_WHAT YOU WILL DO:_ Identify the lines that contain the string "vine", then copy each of them.

_THE INPUT:_
::::::
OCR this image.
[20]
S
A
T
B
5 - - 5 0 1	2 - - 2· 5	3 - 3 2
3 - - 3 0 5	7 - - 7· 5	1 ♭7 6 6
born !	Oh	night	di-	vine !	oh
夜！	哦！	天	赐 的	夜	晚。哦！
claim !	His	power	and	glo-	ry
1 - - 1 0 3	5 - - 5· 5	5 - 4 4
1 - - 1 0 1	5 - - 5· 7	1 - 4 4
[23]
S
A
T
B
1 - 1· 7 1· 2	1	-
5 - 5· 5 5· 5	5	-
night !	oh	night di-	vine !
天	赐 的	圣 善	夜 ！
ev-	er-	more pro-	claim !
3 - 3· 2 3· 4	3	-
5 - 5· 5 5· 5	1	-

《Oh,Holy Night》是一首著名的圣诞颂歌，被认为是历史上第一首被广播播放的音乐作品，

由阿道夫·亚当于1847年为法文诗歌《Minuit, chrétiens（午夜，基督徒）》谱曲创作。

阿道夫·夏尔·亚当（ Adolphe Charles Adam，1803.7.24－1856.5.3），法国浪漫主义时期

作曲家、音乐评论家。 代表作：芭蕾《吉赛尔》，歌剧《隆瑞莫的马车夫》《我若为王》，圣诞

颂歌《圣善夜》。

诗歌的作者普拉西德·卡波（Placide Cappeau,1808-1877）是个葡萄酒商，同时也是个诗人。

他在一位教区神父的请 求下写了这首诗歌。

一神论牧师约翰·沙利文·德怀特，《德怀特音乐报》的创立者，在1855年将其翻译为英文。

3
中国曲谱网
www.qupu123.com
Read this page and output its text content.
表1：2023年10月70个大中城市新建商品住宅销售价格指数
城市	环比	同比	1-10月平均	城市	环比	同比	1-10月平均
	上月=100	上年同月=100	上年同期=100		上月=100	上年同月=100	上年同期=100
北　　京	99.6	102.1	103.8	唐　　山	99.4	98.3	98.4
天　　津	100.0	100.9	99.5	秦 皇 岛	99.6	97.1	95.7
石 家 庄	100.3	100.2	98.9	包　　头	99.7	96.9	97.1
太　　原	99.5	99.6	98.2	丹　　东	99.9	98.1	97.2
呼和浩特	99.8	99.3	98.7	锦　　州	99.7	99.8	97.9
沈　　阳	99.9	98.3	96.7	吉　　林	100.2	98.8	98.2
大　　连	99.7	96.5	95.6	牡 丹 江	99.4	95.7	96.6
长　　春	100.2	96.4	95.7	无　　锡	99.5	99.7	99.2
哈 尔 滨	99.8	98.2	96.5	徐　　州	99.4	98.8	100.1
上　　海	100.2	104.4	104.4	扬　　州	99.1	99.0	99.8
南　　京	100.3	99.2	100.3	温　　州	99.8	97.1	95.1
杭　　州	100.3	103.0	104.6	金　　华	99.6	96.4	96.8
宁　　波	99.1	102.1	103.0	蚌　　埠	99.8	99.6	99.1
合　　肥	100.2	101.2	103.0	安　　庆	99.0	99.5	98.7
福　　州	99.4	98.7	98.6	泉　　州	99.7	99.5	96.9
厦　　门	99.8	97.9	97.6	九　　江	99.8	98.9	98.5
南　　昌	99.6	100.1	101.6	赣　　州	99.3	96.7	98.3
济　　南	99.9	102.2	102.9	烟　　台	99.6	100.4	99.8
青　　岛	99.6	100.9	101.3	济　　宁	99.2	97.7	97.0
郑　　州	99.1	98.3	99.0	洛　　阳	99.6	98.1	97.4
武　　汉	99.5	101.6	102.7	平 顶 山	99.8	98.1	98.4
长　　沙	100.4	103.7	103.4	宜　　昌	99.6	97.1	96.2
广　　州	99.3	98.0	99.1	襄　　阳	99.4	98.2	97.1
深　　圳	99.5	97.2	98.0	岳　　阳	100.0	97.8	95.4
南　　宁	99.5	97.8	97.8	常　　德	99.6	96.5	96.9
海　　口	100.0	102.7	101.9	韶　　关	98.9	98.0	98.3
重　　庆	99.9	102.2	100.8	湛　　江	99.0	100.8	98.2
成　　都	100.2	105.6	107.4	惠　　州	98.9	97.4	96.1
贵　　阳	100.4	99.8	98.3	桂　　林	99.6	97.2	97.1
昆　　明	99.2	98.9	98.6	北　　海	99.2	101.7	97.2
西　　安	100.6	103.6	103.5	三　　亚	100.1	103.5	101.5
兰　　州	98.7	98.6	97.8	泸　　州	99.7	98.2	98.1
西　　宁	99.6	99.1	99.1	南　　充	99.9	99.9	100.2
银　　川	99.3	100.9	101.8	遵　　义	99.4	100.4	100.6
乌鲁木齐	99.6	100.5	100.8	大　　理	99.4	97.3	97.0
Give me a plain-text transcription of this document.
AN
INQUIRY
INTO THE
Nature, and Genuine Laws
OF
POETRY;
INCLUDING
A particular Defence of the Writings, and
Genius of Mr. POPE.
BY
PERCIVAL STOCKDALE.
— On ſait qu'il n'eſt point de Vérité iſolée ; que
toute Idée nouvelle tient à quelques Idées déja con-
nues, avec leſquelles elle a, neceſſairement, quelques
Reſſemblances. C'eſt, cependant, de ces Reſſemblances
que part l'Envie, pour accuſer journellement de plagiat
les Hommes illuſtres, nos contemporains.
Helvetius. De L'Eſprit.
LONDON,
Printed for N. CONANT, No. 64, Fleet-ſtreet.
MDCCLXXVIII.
::::::
_WRITTEN SOLUTION:_
born !	Oh	night	di-	vine !	oh
night !	oh	night di-	vine !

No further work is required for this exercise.